Чтобы начальству по шапке не прилетело, занижение доз в отчетах проводилось повсеместно.
– У каждого из нас были так называемые накопители. Утром их выдавали, вечером забирали. Специальная секретная часть снимала показания, высчитывала, кто сколько набрал. И если выходил «перебор», запятую в этих показаниях можно передвинуть на одну цифру влево – и все, проблема решена. Ну или могли на следующий день человека разок на работу не выпустить. Но было и так, что назавтра нужно на смену отправить определенное количество людей – а некого, все уже «тяжело раненные». Что ж, деваться некуда… В то время это была обычная вещь – надо значит надо. Да и все казалось не таким уж страшным: радиация ведь не чувствуется. Единственное, у кого были железные зубы, те такой вроде сладковатый привкус ощущали на коронках. Ну или если в горле стало першить – значит, пыли наглотался. А так – ничего…
– Сколько вы там пробыли?

ПОСТАВЛЕННАЯ ЗАДАЧА A.
Как, согласно тексту о занижении доз облучения, поступали с показаниями накопителя, если выходил «перебор»?
ПОСТАВЛЕННАЯ ЗАДАЧА B.
Продолжите текст о занижении доз облучения с того места, где он обрывается.
Записи здесь не понадобятся.

ПРЕДОСТАВЛЕННЫЕ ДАННЫЕ.

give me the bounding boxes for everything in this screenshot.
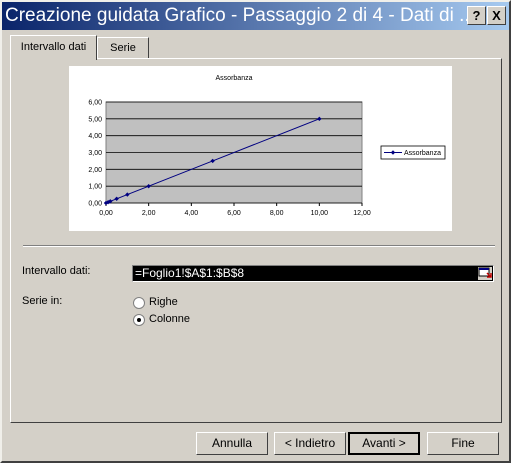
x-tick-label: 4,00 (185, 210, 199, 217)
cancel-button[interactable]: Annulla (196, 432, 268, 455)
legend-label: Assorbanza (404, 150, 441, 157)
tab-serie[interactable]: Serie (97, 37, 149, 59)
title-bar[interactable]: Creazione guidata Grafico - Passaggio 2 … (2, 2, 509, 30)
x-tick-label: 8,00 (270, 210, 284, 217)
radio-icon[interactable] (133, 297, 145, 309)
separator (23, 245, 495, 247)
close-button[interactable]: X (487, 6, 506, 25)
x-tick-label: 0,00 (99, 210, 113, 217)
y-tick-label: 2,00 (88, 167, 102, 174)
chart-svg: 0,00 1,00 2,00 3,00 4,00 5,00 6,00 0,00 2,00 4,00… (88, 75, 446, 217)
radio-icon-selected[interactable] (133, 314, 145, 326)
back-button[interactable]: < Indietro (274, 432, 346, 455)
tab-label: Intervallo dati (20, 41, 87, 53)
tab-label: Serie (110, 42, 136, 54)
x-tick-label: 2,00 (142, 210, 156, 217)
window-title: Creazione guidata Grafico - Passaggio 2 … (5, 5, 475, 26)
x-tick-label: 10,00 (311, 210, 329, 217)
y-tick-label: 0,00 (88, 201, 102, 208)
tab-intervallo-dati[interactable]: Intervallo dati (10, 35, 97, 60)
y-tick-label: 1,00 (88, 184, 102, 191)
help-button[interactable]: ? (467, 6, 486, 25)
chart-wizard-dialog: Creazione guidata Grafico - Passaggio 2 … (0, 0, 511, 463)
y-tick-label: 6,00 (88, 100, 102, 107)
chart-preview: 0,00 1,00 2,00 3,00 4,00 5,00 6,00 0,00 2,00 4,00… (69, 66, 452, 231)
y-tick-label: 3,00 (88, 150, 102, 157)
radio-dot-icon (137, 318, 141, 322)
radio-label: Righe (149, 296, 178, 308)
series-in-label: Serie in: (22, 295, 63, 307)
y-tick-label: 4,00 (88, 133, 102, 140)
data-range-input[interactable]: =Foglio1!$A$1:$B$8 (132, 265, 494, 282)
collapse-dialog-icon[interactable] (478, 267, 492, 280)
chart-title: Assorbanza (216, 75, 253, 82)
tab-panel: 0,00 1,00 2,00 3,00 4,00 5,00 6,00 0,00 2,00 4,00… (10, 58, 502, 423)
y-tick-label: 5,00 (88, 116, 102, 123)
x-tick-label: 12,00 (353, 210, 371, 217)
next-button[interactable]: Avanti > (348, 432, 420, 455)
radio-label: Colonne (149, 313, 190, 325)
finish-button[interactable]: Fine (427, 432, 499, 455)
data-range-value: =Foglio1!$A$1:$B$8 (135, 266, 245, 280)
data-range-label: Intervallo dati: (22, 265, 91, 277)
x-tick-label: 6,00 (227, 210, 241, 217)
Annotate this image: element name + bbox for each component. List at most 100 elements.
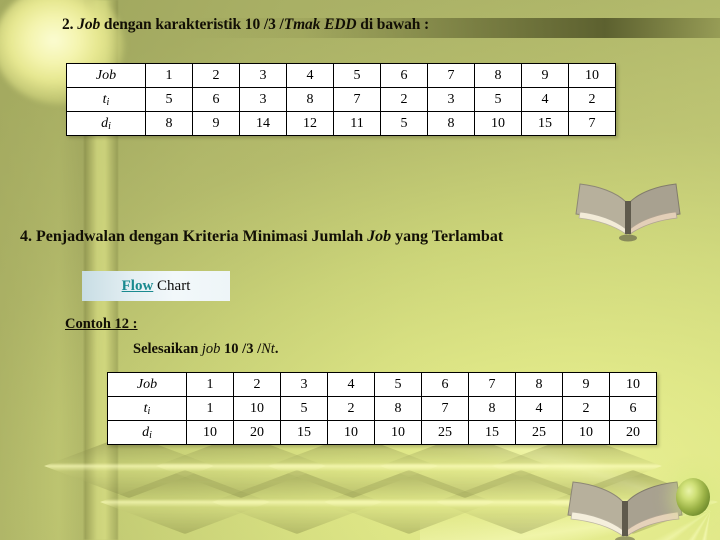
table-cell: 2: [568, 87, 616, 112]
table-cell: 15: [521, 111, 569, 136]
table-cell: 20: [609, 420, 657, 445]
row-label-di: di: [66, 111, 146, 136]
flow-chart-link[interactable]: Flow: [122, 278, 154, 294]
row-label-job: Job: [66, 63, 146, 88]
table-cell: 10: [609, 372, 657, 397]
table-cell: 5: [280, 396, 328, 421]
problem-statement-job-term: job: [201, 341, 221, 357]
example-job-table: Job 1 2 3 4 5 6 7 8 9 10 ti 1 10 5 2 8 7…: [107, 372, 657, 445]
table-cell: 8: [374, 396, 422, 421]
row-label-di-subscript: i: [108, 120, 111, 132]
problem-statement-suffix: .: [274, 341, 279, 357]
table-cell: 7: [468, 372, 516, 397]
table-cell: 1: [186, 396, 234, 421]
table-cell: 15: [468, 420, 516, 445]
table-cell: 6: [609, 396, 657, 421]
table-cell: 3: [239, 63, 287, 88]
table-cell: 2: [327, 396, 375, 421]
problem-statement-nt-term: Nt: [261, 341, 275, 357]
table-row-ti: ti 5 6 3 8 7 2 3 5 4 2: [66, 87, 616, 112]
table-cell: 8: [286, 87, 334, 112]
table-cell: 11: [333, 111, 381, 136]
table-cell: 10: [186, 420, 234, 445]
section-heading-job-term: Job: [367, 228, 392, 245]
table-cell: 20: [233, 420, 281, 445]
table-cell: 14: [239, 111, 287, 136]
row-label-di: di: [107, 420, 187, 445]
slide-title: 2. Job dengan karakteristik 10 /3 /Tmak …: [62, 16, 429, 34]
table-cell: 7: [421, 396, 469, 421]
slide-content: 2. Job dengan karakteristik 10 /3 /Tmak …: [0, 0, 720, 540]
table-cell: 4: [521, 87, 569, 112]
table-cell: 5: [374, 372, 422, 397]
table-cell: 25: [421, 420, 469, 445]
table-cell: 10: [374, 420, 422, 445]
table-cell: 9: [562, 372, 610, 397]
table-cell: 7: [568, 111, 616, 136]
table-cell: 9: [521, 63, 569, 88]
job-characteristics-table: Job 1 2 3 4 5 6 7 8 9 10 ti 5 6 3 8 7 2 …: [66, 63, 616, 136]
table-cell: 25: [515, 420, 563, 445]
row-label-ti-subscript: i: [106, 96, 110, 108]
problem-statement: Selesaikan job 10 /3 /Nt.: [133, 341, 278, 358]
problem-statement-prefix: Selesaikan: [133, 341, 202, 357]
table-cell: 8: [474, 63, 522, 88]
table-cell: 9: [192, 111, 240, 136]
table-row-ti: ti 1 10 5 2 8 7 8 4 2 6: [107, 396, 657, 421]
table-cell: 2: [562, 396, 610, 421]
table-cell: 5: [333, 63, 381, 88]
table-cell: 8: [427, 111, 475, 136]
table-cell: 1: [145, 63, 193, 88]
slide-title-prefix: 2.: [62, 16, 78, 33]
table-cell: 10: [474, 111, 522, 136]
table-cell: 6: [380, 63, 428, 88]
table-cell: 3: [239, 87, 287, 112]
row-label-di-subscript: i: [149, 429, 152, 441]
table-cell: 12: [286, 111, 334, 136]
slide-title-middle: dengan karakteristik 10 /3 /: [100, 16, 284, 33]
section-heading-prefix: 4. Penjadwalan dengan Kriteria Minimasi …: [20, 228, 368, 245]
table-cell: 6: [192, 87, 240, 112]
slide-title-tmak-term: Tmak EDD: [283, 16, 357, 33]
table-cell: 7: [427, 63, 475, 88]
table-row-job: Job 1 2 3 4 5 6 7 8 9 10: [66, 63, 616, 88]
table-cell: 5: [474, 87, 522, 112]
table-cell: 8: [468, 396, 516, 421]
table-cell: 2: [380, 87, 428, 112]
flow-chart-label: Flow Chart: [122, 278, 191, 295]
slide-title-suffix: di bawah :: [356, 16, 430, 33]
slide-title-job-term: Job: [77, 16, 101, 33]
table-cell: 5: [145, 87, 193, 112]
table-cell: 2: [233, 372, 281, 397]
row-label-ti: ti: [66, 87, 146, 112]
example-label: Contoh 12 :: [65, 316, 138, 332]
table-cell: 4: [327, 372, 375, 397]
table-cell: 10: [562, 420, 610, 445]
row-label-ti-subscript: i: [147, 405, 151, 417]
table-cell: 3: [427, 87, 475, 112]
table-cell: 15: [280, 420, 328, 445]
table-cell: 7: [333, 87, 381, 112]
table-cell: 5: [380, 111, 428, 136]
table-row-job: Job 1 2 3 4 5 6 7 8 9 10: [107, 372, 657, 397]
section-heading-4: 4. Penjadwalan dengan Kriteria Minimasi …: [20, 228, 503, 246]
table-cell: 1: [186, 372, 234, 397]
row-label-job: Job: [107, 372, 187, 397]
table-row-di: di 8 9 14 12 11 5 8 10 15 7: [66, 111, 616, 136]
table-cell: 10: [568, 63, 616, 88]
table-cell: 4: [515, 396, 563, 421]
table-cell: 10: [327, 420, 375, 445]
table-row-di: di 10 20 15 10 10 25 15 25 10 20: [107, 420, 657, 445]
table-cell: 2: [192, 63, 240, 88]
problem-statement-middle: 10 /3 /: [220, 341, 262, 357]
row-label-ti: ti: [107, 396, 187, 421]
table-cell: 3: [280, 372, 328, 397]
table-cell: 8: [145, 111, 193, 136]
table-cell: 4: [286, 63, 334, 88]
table-cell: 10: [233, 396, 281, 421]
table-cell: 8: [515, 372, 563, 397]
table-cell: 6: [421, 372, 469, 397]
flow-chart-rest: Chart: [153, 277, 191, 294]
section-heading-suffix: yang Terlambat: [391, 228, 504, 245]
flow-chart-button[interactable]: Flow Chart: [82, 271, 230, 301]
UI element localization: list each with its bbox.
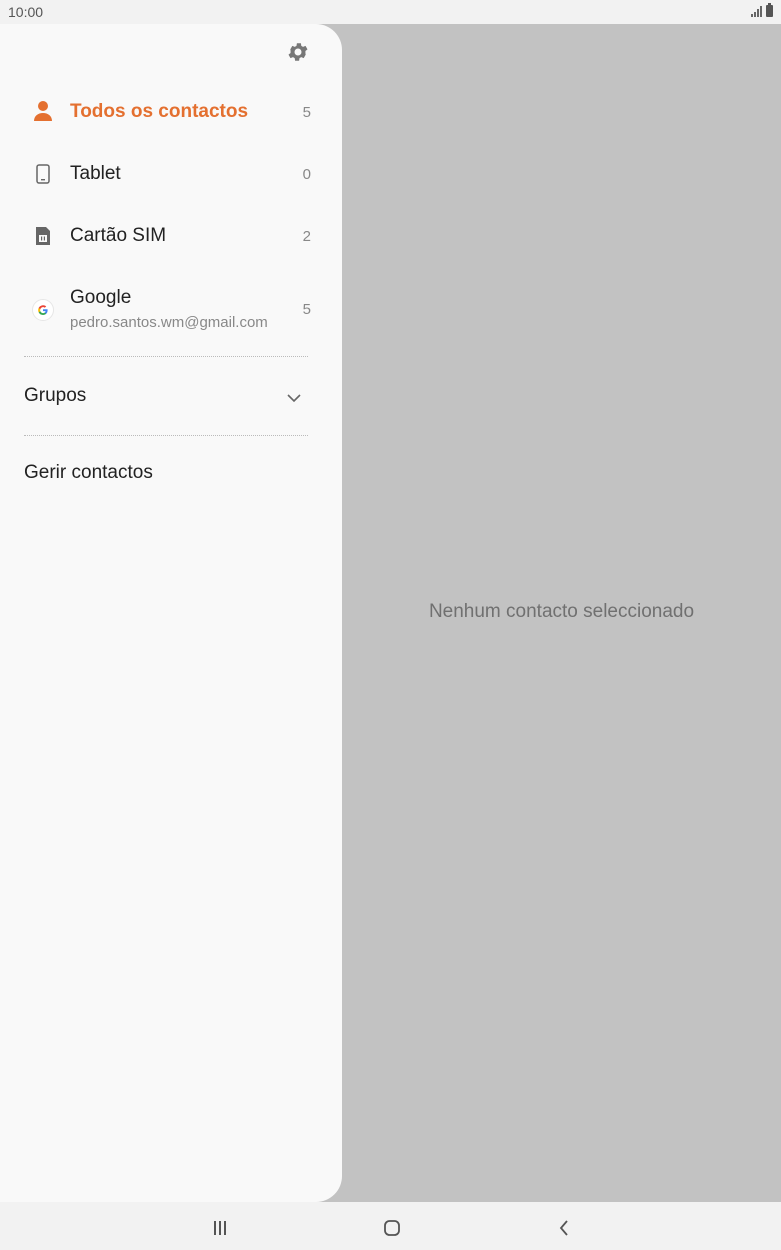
- drawer-item-label: Tablet: [70, 163, 121, 184]
- home-icon[interactable]: [380, 1216, 404, 1240]
- drawer-item-google[interactable]: Google pedro.santos.wm@gmail.com 5: [0, 280, 342, 340]
- recent-apps-icon[interactable]: [208, 1216, 232, 1240]
- drawer-item-all-contacts[interactable]: Todos os contactos 5: [0, 90, 342, 134]
- battery-icon: [766, 3, 773, 17]
- drawer-item-count: 5: [302, 301, 311, 318]
- manage-contacts-item[interactable]: Gerir contactos: [0, 452, 342, 496]
- drawer-item-tablet[interactable]: Tablet 0: [0, 152, 342, 196]
- status-icons: [751, 3, 773, 17]
- google-icon: [30, 297, 56, 323]
- navigation-drawer: Todos os contactos 5 Tablet 0 Cartão SIM…: [0, 24, 342, 1202]
- manage-contacts-label: Gerir contactos: [24, 462, 153, 483]
- drawer-item-sim-card[interactable]: Cartão SIM 2: [0, 214, 342, 258]
- settings-gear-icon[interactable]: [286, 40, 310, 64]
- system-navigation-bar: [0, 1202, 781, 1250]
- empty-message: Nenhum contacto seleccionado: [428, 601, 695, 622]
- google-account-email: pedro.santos.wm@gmail.com: [70, 314, 268, 331]
- drawer-item-label: Cartão SIM: [70, 225, 167, 246]
- groups-label: Grupos: [24, 385, 87, 406]
- drawer-item-count: 2: [302, 228, 311, 245]
- drawer-item-count: 5: [302, 104, 311, 121]
- person-icon: [30, 98, 56, 124]
- status-time: 10:00: [8, 4, 44, 20]
- tablet-icon: [30, 161, 56, 187]
- drawer-item-label: Google: [70, 287, 132, 308]
- drawer-item-label: Todos os contactos: [70, 101, 249, 122]
- sim-card-icon: [30, 223, 56, 249]
- status-bar: 10:00: [0, 0, 781, 24]
- divider: [24, 356, 308, 357]
- chevron-down-icon: [286, 390, 302, 408]
- signal-icon: [751, 5, 762, 17]
- back-icon[interactable]: [552, 1216, 576, 1240]
- divider: [24, 435, 308, 436]
- groups-expander[interactable]: Grupos: [0, 376, 342, 420]
- drawer-item-count: 0: [302, 166, 311, 183]
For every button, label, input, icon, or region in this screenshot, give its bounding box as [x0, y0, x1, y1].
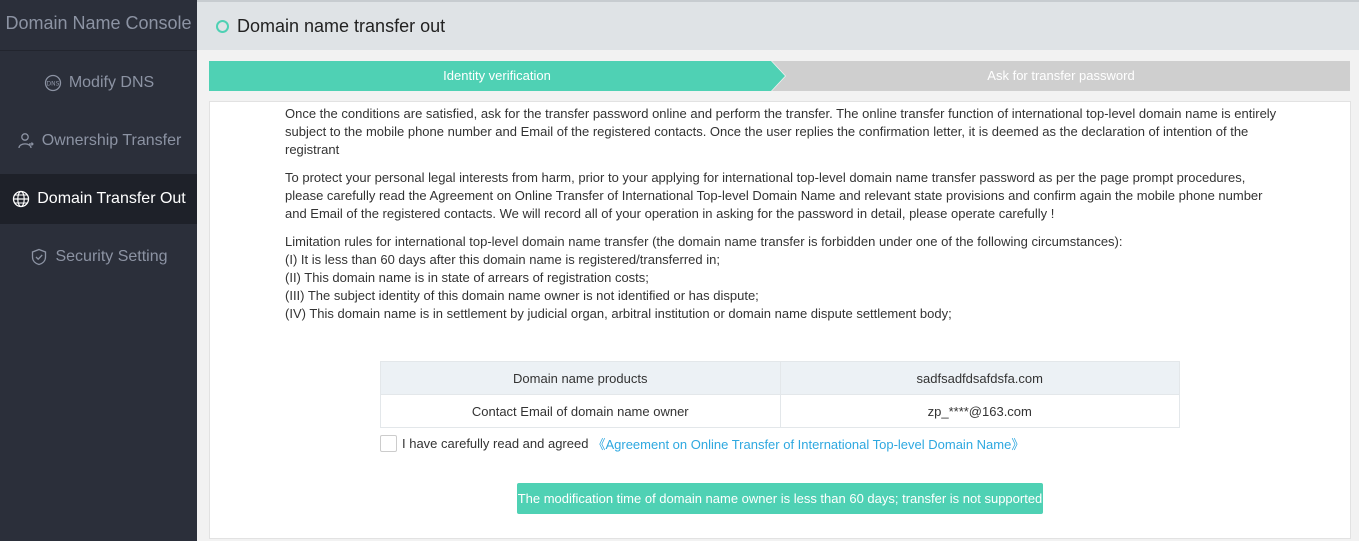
agreement-link[interactable]: 《Agreement on Online Transfer of Interna…	[592, 434, 1024, 453]
circle-marker-icon	[216, 19, 229, 33]
shield-check-icon	[29, 247, 49, 267]
sidebar-item-security-setting[interactable]: Security Setting	[0, 232, 197, 282]
agree-checkbox[interactable]	[380, 434, 397, 452]
sidebar-item-label: Domain Transfer Out	[37, 190, 186, 207]
domain-info-table: Domain name products sadfsadfdsafdsfa.co…	[380, 361, 1180, 428]
rule-item: (III) The subject identity of this domai…	[285, 288, 759, 303]
sidebar-item-label: Security Setting	[55, 248, 168, 265]
page-header: Domain name transfer out	[197, 0, 1359, 50]
sidebar-item-label: Modify DNS	[68, 74, 155, 91]
table-row: Domain name products sadfsadfdsafdsfa.co…	[380, 361, 1180, 395]
rules-intro: Limitation rules for international top-l…	[285, 234, 1123, 249]
main-area: Domain name transfer out Identity verifi…	[197, 0, 1359, 541]
rule-item: (II) This domain name is in state of arr…	[285, 270, 649, 285]
user-transfer-icon	[16, 131, 36, 151]
page-title: Domain name transfer out	[237, 15, 446, 36]
transfer-not-supported-button[interactable]: The modification time of domain name own…	[517, 483, 1043, 514]
sidebar-item-modify-dns[interactable]: DNS Modify DNS	[0, 58, 197, 108]
step-ask-transfer-password: Ask for transfer password	[772, 61, 1350, 91]
step-progress: Identity verification Ask for transfer p…	[209, 61, 1350, 91]
rule-item: (IV) This domain name is in settlement b…	[285, 306, 952, 321]
content-panel: Once the conditions are satisfied, ask f…	[209, 101, 1351, 539]
table-cell-label: Domain name products	[380, 361, 781, 395]
agreement-row: I have carefully read and agreed 《Agreem…	[380, 433, 1024, 453]
step-identity-verification: Identity verification	[209, 61, 785, 91]
sidebar-item-ownership-transfer[interactable]: Ownership Transfer	[0, 116, 197, 166]
globe-icon	[11, 189, 31, 209]
table-cell-value: sadfsadfdsafdsfa.com	[779, 361, 1180, 395]
sidebar: Domain Name Console DNS Modify DNS Owner…	[0, 0, 197, 541]
sidebar-item-label: Ownership Transfer	[41, 132, 182, 149]
svg-text:DNS: DNS	[46, 81, 59, 88]
sidebar-title: Domain Name Console	[0, 0, 197, 51]
rule-item: (I) It is less than 60 days after this d…	[285, 252, 720, 267]
table-cell-label: Contact Email of domain name owner	[380, 394, 781, 428]
dns-icon: DNS	[43, 73, 63, 93]
intro-paragraph: Once the conditions are satisfied, ask f…	[285, 106, 1277, 157]
limitation-rules: Limitation rules for international top-l…	[285, 233, 1285, 323]
table-cell-value: zp_****@163.com	[779, 394, 1180, 428]
table-row: Contact Email of domain name owner zp_**…	[380, 394, 1180, 428]
agreement-text: I have carefully read and agreed	[402, 435, 589, 451]
warning-paragraph: To protect your personal legal interests…	[285, 170, 1263, 221]
sidebar-item-domain-transfer-out[interactable]: Domain Transfer Out	[0, 174, 197, 224]
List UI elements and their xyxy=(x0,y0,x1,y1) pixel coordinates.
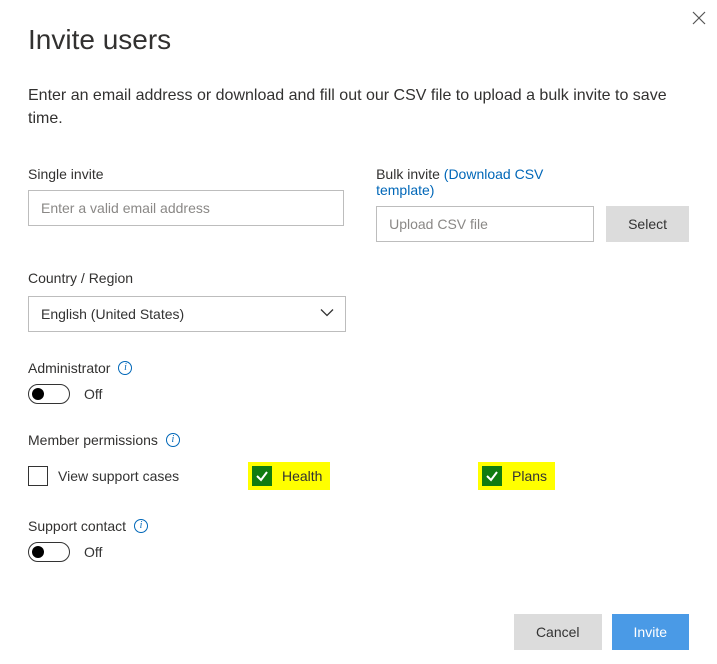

ОТВЕТ A.
Запятую в показаниях передвигали на одну цифру влево.

ОТВЕТ B.
– Четыре месяца. К последнему месяцу я уже свою максимальную дозу набрал, меня надо было домой отправлять. А замены мне не было, поэтому меня не выпускали.
– Что значит – не было замены, если людей призывали массово?
– На мое место должен был приехать офицер химзащиты, я ему обязан был передать дела. Не знаю, почему долго не могли его найти. Но я там не один был такой. Ты в форме, под приказом. Какие могут быть разговоры? Считайте, война идет.
– Как эта работа сказалась на вашем здоровье?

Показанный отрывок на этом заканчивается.